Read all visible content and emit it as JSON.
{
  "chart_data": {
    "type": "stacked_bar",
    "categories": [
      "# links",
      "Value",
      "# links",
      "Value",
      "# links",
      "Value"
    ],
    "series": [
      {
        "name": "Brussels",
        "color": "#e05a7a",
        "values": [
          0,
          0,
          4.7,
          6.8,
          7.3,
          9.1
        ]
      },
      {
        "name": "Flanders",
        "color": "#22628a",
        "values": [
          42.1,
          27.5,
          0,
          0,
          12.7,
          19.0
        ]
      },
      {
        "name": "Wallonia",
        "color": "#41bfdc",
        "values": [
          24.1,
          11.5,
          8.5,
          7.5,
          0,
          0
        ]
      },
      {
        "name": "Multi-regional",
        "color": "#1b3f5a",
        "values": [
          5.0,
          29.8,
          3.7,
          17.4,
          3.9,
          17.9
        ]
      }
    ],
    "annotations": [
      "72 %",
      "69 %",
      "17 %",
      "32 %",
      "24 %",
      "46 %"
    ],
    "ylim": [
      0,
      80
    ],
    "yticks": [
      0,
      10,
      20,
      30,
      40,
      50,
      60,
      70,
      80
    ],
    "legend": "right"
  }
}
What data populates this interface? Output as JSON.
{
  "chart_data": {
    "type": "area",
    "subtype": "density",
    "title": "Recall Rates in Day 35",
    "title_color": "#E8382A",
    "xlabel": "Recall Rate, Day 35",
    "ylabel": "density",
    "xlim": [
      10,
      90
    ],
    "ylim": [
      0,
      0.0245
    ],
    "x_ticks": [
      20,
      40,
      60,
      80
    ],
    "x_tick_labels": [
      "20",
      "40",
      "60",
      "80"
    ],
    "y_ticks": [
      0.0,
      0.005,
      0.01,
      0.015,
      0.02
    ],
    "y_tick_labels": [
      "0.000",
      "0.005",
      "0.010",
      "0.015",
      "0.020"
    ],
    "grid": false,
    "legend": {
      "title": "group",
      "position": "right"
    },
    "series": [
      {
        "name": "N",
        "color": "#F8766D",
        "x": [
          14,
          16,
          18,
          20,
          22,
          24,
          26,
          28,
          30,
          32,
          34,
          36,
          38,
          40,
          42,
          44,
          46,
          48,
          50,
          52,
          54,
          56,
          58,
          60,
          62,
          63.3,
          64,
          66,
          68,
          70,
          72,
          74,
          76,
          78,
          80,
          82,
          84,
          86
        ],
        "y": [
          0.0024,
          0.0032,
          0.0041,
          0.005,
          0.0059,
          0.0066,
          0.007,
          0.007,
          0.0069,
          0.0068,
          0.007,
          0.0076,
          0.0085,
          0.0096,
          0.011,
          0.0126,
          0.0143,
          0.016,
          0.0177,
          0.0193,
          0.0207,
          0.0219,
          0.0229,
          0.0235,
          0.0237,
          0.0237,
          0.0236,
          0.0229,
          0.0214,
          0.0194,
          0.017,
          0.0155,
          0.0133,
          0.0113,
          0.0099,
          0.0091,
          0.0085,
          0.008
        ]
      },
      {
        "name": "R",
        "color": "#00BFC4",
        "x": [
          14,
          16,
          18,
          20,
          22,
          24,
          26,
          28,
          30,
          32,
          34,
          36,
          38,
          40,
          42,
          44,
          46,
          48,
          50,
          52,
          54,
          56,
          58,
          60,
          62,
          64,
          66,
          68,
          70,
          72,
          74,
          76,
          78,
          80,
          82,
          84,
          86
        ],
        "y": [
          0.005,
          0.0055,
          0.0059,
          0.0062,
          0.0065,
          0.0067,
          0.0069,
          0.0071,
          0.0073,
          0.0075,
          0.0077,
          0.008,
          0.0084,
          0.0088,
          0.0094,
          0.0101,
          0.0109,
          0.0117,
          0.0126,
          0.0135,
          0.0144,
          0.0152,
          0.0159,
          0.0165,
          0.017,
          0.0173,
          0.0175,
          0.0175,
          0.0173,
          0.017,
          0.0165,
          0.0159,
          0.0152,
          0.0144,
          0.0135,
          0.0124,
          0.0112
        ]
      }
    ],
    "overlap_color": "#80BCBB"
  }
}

What is asked: Where a line above contains the string "name", copy that line.

Result:
        "name": "Brussels",
        "name": "Flanders",
        "name": "Wallonia",
        "name": "Multi-regional",
        "name": "N",
        "name": "R",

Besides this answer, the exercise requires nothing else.